Dataset rows about figures
•••••
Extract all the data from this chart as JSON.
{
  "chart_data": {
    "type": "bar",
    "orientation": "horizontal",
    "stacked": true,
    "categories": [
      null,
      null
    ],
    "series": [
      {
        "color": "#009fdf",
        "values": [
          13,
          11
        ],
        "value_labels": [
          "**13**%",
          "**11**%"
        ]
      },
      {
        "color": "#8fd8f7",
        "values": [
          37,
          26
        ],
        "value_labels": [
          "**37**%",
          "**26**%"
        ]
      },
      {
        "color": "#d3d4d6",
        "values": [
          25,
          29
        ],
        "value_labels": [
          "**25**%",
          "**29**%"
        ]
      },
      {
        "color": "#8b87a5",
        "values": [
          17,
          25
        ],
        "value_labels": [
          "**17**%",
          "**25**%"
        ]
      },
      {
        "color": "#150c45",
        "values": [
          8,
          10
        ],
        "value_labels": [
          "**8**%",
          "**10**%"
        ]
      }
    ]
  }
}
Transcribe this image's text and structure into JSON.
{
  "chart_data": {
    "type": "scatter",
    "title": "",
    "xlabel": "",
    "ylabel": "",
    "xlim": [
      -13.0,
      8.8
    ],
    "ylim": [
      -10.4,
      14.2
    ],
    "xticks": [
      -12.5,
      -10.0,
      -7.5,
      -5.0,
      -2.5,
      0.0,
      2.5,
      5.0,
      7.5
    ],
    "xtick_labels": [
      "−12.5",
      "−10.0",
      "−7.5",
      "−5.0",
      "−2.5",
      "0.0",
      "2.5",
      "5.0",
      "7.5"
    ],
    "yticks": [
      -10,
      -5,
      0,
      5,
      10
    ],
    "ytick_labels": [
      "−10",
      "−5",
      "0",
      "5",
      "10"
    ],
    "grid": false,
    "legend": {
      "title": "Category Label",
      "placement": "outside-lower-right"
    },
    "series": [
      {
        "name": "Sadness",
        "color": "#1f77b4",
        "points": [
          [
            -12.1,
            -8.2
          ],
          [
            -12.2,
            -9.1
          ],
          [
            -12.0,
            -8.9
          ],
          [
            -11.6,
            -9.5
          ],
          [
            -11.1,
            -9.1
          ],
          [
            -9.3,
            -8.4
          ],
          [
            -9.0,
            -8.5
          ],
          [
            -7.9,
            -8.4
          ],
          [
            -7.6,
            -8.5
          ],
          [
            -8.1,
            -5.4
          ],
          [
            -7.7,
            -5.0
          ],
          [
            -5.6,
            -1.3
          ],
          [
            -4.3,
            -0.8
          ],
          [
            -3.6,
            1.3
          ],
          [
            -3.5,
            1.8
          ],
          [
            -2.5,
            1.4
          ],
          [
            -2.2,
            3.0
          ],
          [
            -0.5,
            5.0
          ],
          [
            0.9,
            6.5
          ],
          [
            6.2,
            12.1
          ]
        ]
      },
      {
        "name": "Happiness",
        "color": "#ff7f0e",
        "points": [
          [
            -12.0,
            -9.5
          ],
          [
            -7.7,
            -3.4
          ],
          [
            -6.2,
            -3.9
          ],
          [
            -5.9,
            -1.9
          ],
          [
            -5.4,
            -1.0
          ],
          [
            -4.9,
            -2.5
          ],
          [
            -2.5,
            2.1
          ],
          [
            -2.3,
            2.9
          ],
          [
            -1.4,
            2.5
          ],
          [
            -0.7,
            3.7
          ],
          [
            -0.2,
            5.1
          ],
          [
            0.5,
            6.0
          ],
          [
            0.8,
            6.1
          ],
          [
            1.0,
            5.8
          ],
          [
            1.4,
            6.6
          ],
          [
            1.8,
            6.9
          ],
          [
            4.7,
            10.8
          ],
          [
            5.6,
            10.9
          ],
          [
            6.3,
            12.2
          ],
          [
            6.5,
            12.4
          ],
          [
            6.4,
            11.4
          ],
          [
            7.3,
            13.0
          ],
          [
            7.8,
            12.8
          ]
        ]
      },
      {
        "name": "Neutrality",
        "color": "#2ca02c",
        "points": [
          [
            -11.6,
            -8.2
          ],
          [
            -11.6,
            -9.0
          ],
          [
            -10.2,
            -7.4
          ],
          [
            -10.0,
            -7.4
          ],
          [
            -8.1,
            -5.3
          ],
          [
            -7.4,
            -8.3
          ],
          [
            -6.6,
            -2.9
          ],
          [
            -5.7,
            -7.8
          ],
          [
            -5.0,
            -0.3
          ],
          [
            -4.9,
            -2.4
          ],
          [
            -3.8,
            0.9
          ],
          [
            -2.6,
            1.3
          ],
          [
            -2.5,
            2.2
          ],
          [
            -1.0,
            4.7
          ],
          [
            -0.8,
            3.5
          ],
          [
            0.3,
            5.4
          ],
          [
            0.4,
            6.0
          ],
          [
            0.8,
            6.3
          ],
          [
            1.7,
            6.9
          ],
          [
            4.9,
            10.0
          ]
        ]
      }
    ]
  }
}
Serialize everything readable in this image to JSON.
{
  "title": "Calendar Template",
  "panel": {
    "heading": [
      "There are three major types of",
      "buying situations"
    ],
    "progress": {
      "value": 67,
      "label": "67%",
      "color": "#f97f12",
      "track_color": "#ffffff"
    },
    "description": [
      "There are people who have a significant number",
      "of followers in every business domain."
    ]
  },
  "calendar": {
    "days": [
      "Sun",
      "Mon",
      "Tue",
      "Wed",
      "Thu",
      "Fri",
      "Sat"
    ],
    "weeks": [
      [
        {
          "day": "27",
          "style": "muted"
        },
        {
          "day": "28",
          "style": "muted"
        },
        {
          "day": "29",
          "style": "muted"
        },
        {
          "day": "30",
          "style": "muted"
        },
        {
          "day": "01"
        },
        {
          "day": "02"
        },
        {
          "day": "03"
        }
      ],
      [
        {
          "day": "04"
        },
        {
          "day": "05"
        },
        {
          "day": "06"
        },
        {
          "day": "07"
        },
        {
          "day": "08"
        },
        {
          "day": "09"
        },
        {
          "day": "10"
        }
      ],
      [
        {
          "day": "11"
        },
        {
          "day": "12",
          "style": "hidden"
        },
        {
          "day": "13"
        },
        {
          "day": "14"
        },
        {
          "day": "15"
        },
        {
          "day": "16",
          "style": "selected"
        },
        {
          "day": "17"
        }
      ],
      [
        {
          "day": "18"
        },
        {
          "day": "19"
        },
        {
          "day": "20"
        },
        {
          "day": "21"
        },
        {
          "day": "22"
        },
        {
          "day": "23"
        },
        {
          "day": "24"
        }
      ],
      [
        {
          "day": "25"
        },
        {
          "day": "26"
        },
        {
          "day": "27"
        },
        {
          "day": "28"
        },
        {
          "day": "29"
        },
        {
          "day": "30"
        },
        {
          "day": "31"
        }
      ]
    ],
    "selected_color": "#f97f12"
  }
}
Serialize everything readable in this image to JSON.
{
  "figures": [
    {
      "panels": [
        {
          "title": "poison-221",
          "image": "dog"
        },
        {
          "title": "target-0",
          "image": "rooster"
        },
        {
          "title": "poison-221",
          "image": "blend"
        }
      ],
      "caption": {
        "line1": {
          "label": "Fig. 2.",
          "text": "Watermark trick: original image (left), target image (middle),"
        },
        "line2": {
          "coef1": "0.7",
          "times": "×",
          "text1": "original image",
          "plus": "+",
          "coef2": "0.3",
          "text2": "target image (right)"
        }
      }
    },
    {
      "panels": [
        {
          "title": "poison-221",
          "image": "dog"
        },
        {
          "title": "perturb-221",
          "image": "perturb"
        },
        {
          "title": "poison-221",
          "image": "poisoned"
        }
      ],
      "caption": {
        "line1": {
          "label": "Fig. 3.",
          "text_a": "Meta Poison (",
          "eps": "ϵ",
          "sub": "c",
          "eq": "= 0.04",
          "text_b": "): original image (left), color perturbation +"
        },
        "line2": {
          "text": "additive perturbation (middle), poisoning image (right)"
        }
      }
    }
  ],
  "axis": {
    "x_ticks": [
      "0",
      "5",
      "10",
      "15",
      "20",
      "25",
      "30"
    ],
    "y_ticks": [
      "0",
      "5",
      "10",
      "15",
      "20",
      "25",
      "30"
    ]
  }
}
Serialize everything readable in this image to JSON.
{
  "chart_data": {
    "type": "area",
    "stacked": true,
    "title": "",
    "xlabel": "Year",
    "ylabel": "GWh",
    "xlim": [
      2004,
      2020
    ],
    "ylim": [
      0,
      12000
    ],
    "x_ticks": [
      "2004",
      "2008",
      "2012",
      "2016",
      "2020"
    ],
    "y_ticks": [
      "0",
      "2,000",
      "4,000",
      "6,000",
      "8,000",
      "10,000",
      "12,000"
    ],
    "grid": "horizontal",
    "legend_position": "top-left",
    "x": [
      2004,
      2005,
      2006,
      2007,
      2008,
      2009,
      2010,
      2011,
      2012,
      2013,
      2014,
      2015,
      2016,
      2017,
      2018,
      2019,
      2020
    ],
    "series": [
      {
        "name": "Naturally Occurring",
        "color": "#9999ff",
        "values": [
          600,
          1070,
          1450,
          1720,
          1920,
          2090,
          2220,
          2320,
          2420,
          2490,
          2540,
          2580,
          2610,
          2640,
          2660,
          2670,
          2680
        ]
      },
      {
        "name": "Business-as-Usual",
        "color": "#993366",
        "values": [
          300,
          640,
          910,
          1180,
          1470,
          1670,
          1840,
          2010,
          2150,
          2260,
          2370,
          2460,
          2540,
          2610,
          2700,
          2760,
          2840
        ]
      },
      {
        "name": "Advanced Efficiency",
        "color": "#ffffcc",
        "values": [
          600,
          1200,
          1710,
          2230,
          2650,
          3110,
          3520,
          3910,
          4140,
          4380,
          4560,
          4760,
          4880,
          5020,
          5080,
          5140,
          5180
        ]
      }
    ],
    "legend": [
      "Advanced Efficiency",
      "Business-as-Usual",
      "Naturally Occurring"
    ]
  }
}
•••••
## Work instructions
Indicate how many lines of the material contain the string "perturbation", giving the number and nothing more.

## Reply
2